Stated problem —
Write out the full listing exactly as given, minus the images.

* Begin Provided records *

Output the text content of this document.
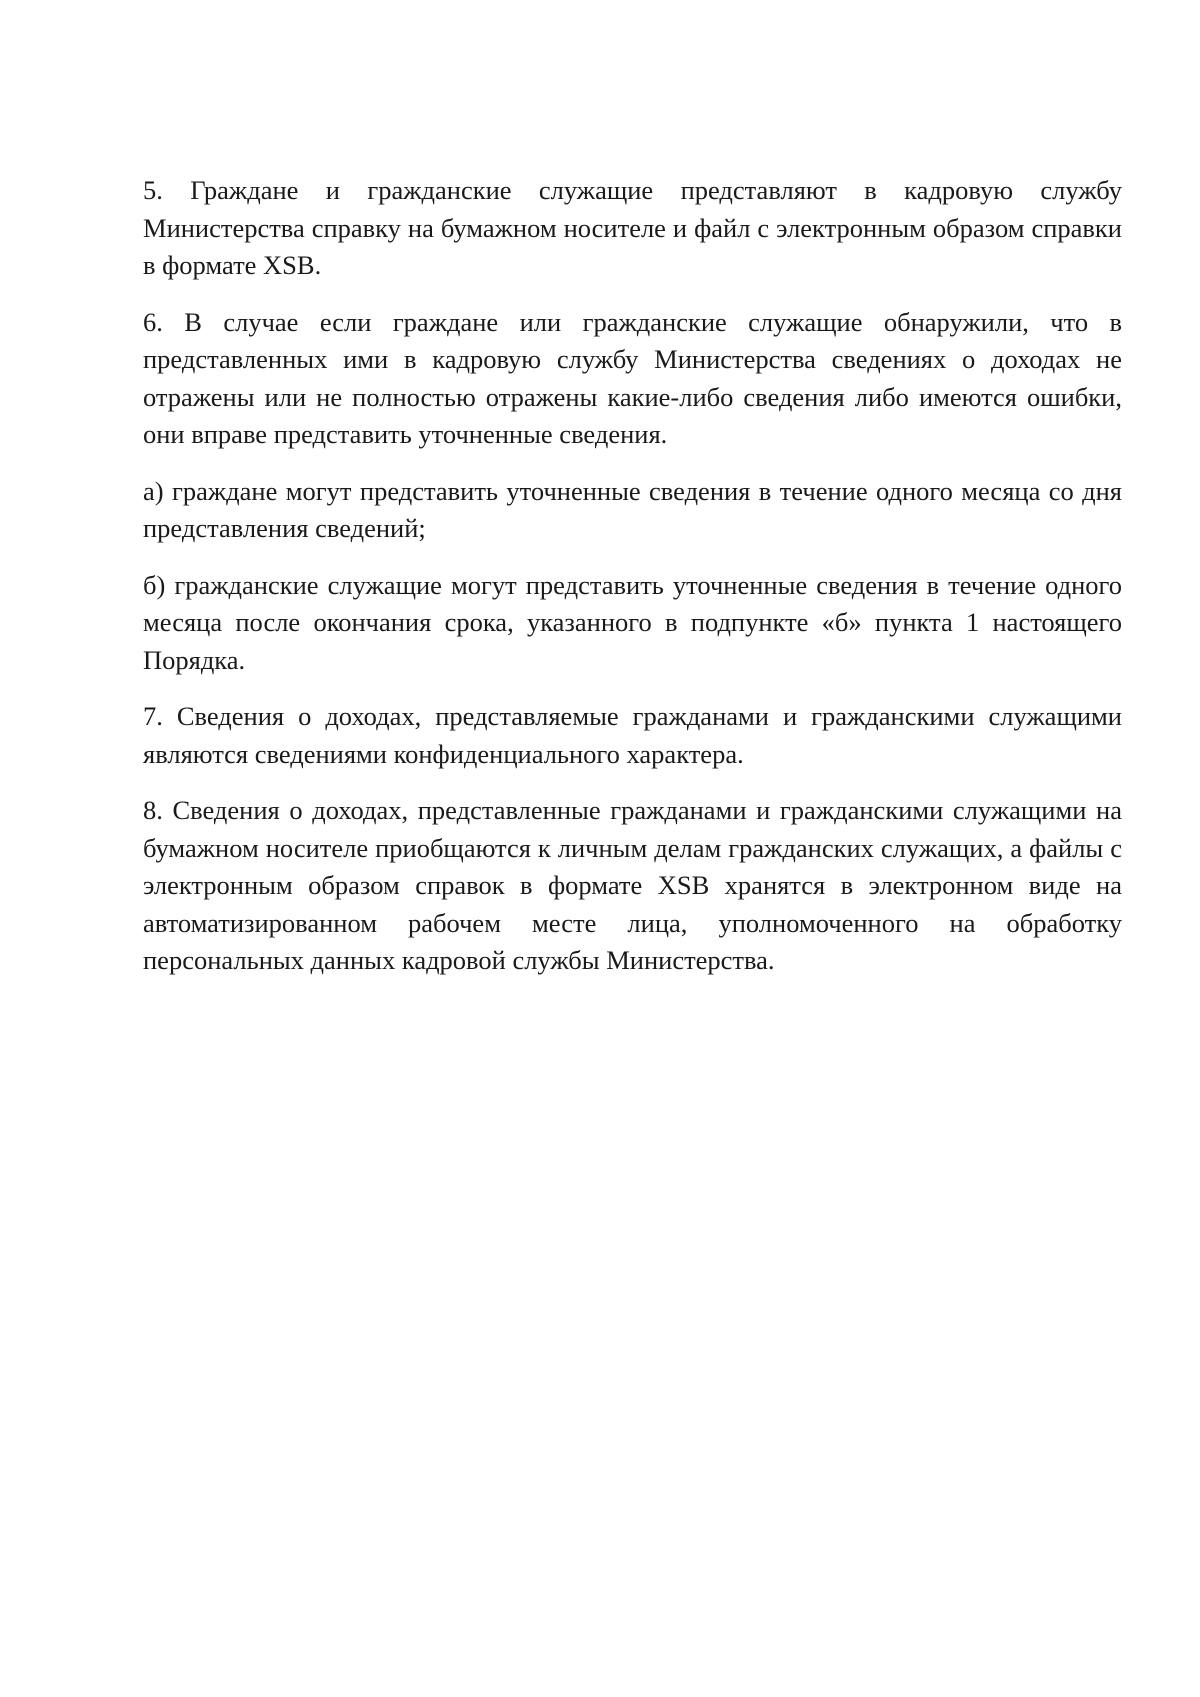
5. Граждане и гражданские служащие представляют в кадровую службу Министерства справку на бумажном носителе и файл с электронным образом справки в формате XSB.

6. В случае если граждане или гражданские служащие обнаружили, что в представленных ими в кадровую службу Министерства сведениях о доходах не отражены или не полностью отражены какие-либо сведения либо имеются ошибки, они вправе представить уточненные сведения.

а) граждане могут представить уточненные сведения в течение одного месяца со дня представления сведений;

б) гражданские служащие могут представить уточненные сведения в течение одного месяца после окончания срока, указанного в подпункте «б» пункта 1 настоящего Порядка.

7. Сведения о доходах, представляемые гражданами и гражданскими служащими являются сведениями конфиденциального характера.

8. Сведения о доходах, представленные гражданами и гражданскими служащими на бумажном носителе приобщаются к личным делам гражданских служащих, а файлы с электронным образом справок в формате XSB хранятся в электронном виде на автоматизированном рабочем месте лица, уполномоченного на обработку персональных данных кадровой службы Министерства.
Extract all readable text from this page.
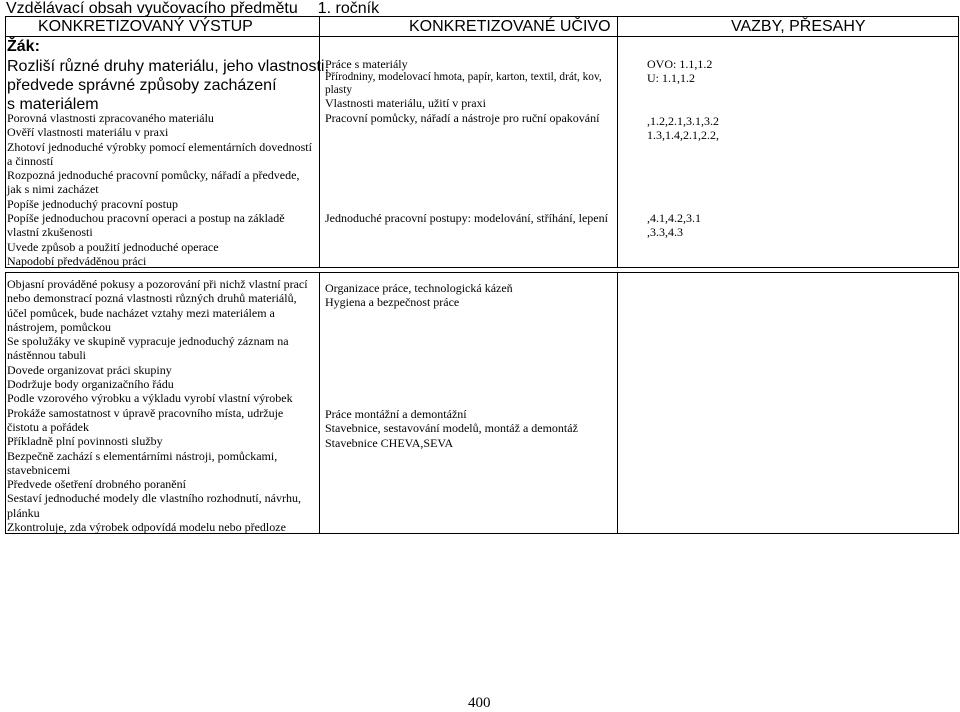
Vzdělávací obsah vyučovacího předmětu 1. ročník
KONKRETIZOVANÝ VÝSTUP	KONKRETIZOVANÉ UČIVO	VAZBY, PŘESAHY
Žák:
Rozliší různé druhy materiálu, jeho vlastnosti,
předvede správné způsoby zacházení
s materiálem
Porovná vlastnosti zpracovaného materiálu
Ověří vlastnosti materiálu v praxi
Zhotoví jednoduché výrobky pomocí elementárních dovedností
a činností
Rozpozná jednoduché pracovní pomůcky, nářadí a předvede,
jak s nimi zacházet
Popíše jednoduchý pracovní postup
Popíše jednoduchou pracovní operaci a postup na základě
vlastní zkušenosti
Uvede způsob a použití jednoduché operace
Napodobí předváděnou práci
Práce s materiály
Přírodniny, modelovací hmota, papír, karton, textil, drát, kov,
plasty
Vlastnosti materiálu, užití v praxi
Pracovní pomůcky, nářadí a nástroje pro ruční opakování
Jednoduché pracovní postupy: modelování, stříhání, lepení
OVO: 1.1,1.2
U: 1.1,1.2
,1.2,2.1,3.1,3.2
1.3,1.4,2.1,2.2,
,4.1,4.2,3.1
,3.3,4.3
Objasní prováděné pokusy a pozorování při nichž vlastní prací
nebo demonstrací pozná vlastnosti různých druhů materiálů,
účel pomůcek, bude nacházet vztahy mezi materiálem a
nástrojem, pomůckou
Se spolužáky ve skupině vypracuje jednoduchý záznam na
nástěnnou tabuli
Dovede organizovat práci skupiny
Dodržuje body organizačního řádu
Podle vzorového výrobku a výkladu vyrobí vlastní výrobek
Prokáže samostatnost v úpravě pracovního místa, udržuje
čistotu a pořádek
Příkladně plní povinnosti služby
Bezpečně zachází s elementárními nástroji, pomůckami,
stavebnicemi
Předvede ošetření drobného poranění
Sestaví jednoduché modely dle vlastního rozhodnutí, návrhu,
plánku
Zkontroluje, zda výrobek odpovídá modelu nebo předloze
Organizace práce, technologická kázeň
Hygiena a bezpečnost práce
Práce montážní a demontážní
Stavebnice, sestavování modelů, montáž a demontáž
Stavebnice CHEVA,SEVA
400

* End Provided records *

Written solution —
Output the text content of this document.
5. Граждане и гражданские служащие представляют в кадровую службу Министерства справку на бумажном носителе и файл с электронным образом справки в формате XSB.

6. В случае если граждане или гражданские служащие обнаружили, что в представленных ими в кадровую службу Министерства сведениях о доходах не отражены или не полностью отражены какие-либо сведения либо имеются ошибки, они вправе представить уточненные сведения.

а) граждане могут представить уточненные сведения в течение одного месяца со дня представления сведений;

б) гражданские служащие могут представить уточненные сведения в течение одного месяца после окончания срока, указанного в подпункте «б» пункта 1 настоящего Порядка.

7. Сведения о доходах, представляемые гражданами и гражданскими служащими являются сведениями конфиденциального характера.

8. Сведения о доходах, представленные гражданами и гражданскими служащими на бумажном носителе приобщаются к личным делам гражданских служащих, а файлы с электронным образом справок в формате XSB хранятся в электронном виде на автоматизированном рабочем месте лица, уполномоченного на обработку персональных данных кадровой службы Министерства.
Extract all readable text from this page.
Vzdělávací obsah vyučovacího předmětu 1. ročník
KONKRETIZOVANÝ VÝSTUP	KONKRETIZOVANÉ UČIVO	VAZBY, PŘESAHY
Žák:
Rozliší různé druhy materiálu, jeho vlastnosti,
předvede správné způsoby zacházení
s materiálem
Porovná vlastnosti zpracovaného materiálu
Ověří vlastnosti materiálu v praxi
Zhotoví jednoduché výrobky pomocí elementárních dovedností
a činností
Rozpozná jednoduché pracovní pomůcky, nářadí a předvede,
jak s nimi zacházet
Popíše jednoduchý pracovní postup
Popíše jednoduchou pracovní operaci a postup na základě
vlastní zkušenosti
Uvede způsob a použití jednoduché operace
Napodobí předváděnou práci
Práce s materiály
Přírodniny, modelovací hmota, papír, karton, textil, drát, kov,
plasty
Vlastnosti materiálu, užití v praxi
Pracovní pomůcky, nářadí a nástroje pro ruční opakování
Jednoduché pracovní postupy: modelování, stříhání, lepení
OVO: 1.1,1.2
U: 1.1,1.2
,1.2,2.1,3.1,3.2
1.3,1.4,2.1,2.2,
,4.1,4.2,3.1
,3.3,4.3
Objasní prováděné pokusy a pozorování při nichž vlastní prací
nebo demonstrací pozná vlastnosti různých druhů materiálů,
účel pomůcek, bude nacházet vztahy mezi materiálem a
nástrojem, pomůckou
Se spolužáky ve skupině vypracuje jednoduchý záznam na
nástěnnou tabuli
Dovede organizovat práci skupiny
Dodržuje body organizačního řádu
Podle vzorového výrobku a výkladu vyrobí vlastní výrobek
Prokáže samostatnost v úpravě pracovního místa, udržuje
čistotu a pořádek
Příkladně plní povinnosti služby
Bezpečně zachází s elementárními nástroji, pomůckami,
stavebnicemi
Předvede ošetření drobného poranění
Sestaví jednoduché modely dle vlastního rozhodnutí, návrhu,
plánku
Zkontroluje, zda výrobek odpovídá modelu nebo předloze
Organizace práce, technologická kázeň
Hygiena a bezpečnost práce
Práce montážní a demontážní
Stavebnice, sestavování modelů, montáž a demontáž
Stavebnice CHEVA,SEVA
400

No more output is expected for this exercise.